Goal :: Reproduce the listing exactly, with no pictures in your copy.

────────────────────────────────────────

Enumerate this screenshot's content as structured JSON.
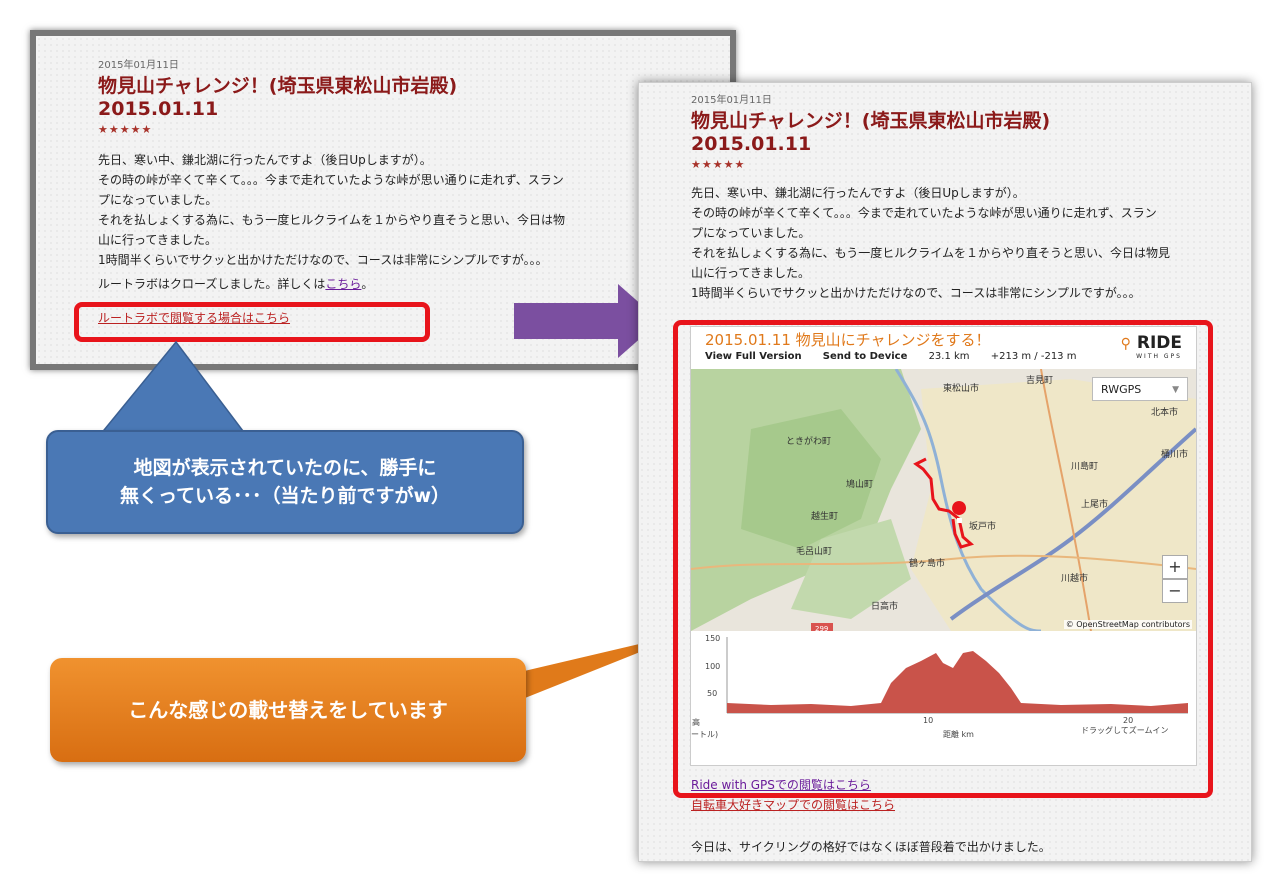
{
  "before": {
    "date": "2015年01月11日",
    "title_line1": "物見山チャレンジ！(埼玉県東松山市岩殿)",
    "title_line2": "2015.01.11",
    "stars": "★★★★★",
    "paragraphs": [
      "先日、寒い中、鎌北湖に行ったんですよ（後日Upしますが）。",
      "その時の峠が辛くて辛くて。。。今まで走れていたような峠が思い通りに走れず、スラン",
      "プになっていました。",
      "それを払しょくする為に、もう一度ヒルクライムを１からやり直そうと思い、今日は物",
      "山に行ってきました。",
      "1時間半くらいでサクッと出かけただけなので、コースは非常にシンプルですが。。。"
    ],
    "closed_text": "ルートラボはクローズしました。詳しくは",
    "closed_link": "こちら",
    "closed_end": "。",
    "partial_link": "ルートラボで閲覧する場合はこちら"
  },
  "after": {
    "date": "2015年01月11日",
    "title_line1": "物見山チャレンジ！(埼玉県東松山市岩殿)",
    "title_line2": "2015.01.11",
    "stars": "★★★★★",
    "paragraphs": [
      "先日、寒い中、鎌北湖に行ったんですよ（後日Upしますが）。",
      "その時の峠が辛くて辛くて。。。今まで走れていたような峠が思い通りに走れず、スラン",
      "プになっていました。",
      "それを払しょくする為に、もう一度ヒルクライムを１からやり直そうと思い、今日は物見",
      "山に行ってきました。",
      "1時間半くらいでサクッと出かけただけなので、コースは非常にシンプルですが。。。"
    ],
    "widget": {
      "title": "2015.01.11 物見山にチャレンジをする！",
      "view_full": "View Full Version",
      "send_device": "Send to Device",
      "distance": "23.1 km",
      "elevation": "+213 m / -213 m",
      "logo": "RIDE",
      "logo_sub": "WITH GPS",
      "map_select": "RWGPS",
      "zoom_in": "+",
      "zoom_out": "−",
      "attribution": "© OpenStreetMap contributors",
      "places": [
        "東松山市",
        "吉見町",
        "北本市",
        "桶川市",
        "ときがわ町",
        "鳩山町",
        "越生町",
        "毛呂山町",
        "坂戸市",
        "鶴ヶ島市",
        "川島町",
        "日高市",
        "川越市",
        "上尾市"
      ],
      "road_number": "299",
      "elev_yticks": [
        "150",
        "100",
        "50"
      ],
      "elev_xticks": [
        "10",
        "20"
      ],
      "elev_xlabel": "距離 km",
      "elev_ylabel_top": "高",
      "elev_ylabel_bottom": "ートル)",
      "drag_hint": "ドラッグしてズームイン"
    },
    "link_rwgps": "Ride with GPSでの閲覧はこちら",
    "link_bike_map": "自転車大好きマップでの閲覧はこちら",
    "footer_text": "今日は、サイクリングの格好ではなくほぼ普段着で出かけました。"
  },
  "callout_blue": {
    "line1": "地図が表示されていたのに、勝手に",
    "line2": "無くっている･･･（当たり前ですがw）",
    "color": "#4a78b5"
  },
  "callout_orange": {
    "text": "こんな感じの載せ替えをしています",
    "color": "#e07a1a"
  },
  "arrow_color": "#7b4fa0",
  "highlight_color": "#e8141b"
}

────────────────────────────────────────

Worked answer ::
Enumerate this screenshot's content as structured JSON.
{
  "before": {
    "date": "2015年01月11日",
    "title_line1": "物見山チャレンジ！(埼玉県東松山市岩殿)",
    "title_line2": "2015.01.11",
    "stars": "★★★★★",
    "paragraphs": [
      "先日、寒い中、鎌北湖に行ったんですよ（後日Upしますが）。",
      "その時の峠が辛くて辛くて。。。今まで走れていたような峠が思い通りに走れず、スラン",
      "プになっていました。",
      "それを払しょくする為に、もう一度ヒルクライムを１からやり直そうと思い、今日は物",
      "山に行ってきました。",
      "1時間半くらいでサクッと出かけただけなので、コースは非常にシンプルですが。。。"
    ],
    "closed_text": "ルートラボはクローズしました。詳しくは",
    "closed_link": "こちら",
    "closed_end": "。",
    "partial_link": "ルートラボで閲覧する場合はこちら"
  },
  "after": {
    "date": "2015年01月11日",
    "title_line1": "物見山チャレンジ！(埼玉県東松山市岩殿)",
    "title_line2": "2015.01.11",
    "stars": "★★★★★",
    "paragraphs": [
      "先日、寒い中、鎌北湖に行ったんですよ（後日Upしますが）。",
      "その時の峠が辛くて辛くて。。。今まで走れていたような峠が思い通りに走れず、スラン",
      "プになっていました。",
      "それを払しょくする為に、もう一度ヒルクライムを１からやり直そうと思い、今日は物見",
      "山に行ってきました。",
      "1時間半くらいでサクッと出かけただけなので、コースは非常にシンプルですが。。。"
    ],
    "widget": {
      "title": "2015.01.11 物見山にチャレンジをする！",
      "view_full": "View Full Version",
      "send_device": "Send to Device",
      "distance": "23.1 km",
      "elevation": "+213 m / -213 m",
      "logo": "RIDE",
      "logo_sub": "WITH GPS",
      "map_select": "RWGPS",
      "zoom_in": "+",
      "zoom_out": "−",
      "attribution": "© OpenStreetMap contributors",
      "places": [
        "東松山市",
        "吉見町",
        "北本市",
        "桶川市",
        "ときがわ町",
        "鳩山町",
        "越生町",
        "毛呂山町",
        "坂戸市",
        "鶴ヶ島市",
        "川島町",
        "日高市",
        "川越市",
        "上尾市"
      ],
      "road_number": "299",
      "elev_yticks": [
        "150",
        "100",
        "50"
      ],
      "elev_xticks": [
        "10",
        "20"
      ],
      "elev_xlabel": "距離 km",
      "elev_ylabel_top": "高",
      "elev_ylabel_bottom": "ートル)",
      "drag_hint": "ドラッグしてズームイン"
    },
    "link_rwgps": "Ride with GPSでの閲覧はこちら",
    "link_bike_map": "自転車大好きマップでの閲覧はこちら",
    "footer_text": "今日は、サイクリングの格好ではなくほぼ普段着で出かけました。"
  },
  "callout_blue": {
    "line1": "地図が表示されていたのに、勝手に",
    "line2": "無くっている･･･（当たり前ですがw）",
    "color": "#4a78b5"
  },
  "callout_orange": {
    "text": "こんな感じの載せ替えをしています",
    "color": "#e07a1a"
  },
  "arrow_color": "#7b4fa0",
  "highlight_color": "#e8141b"
}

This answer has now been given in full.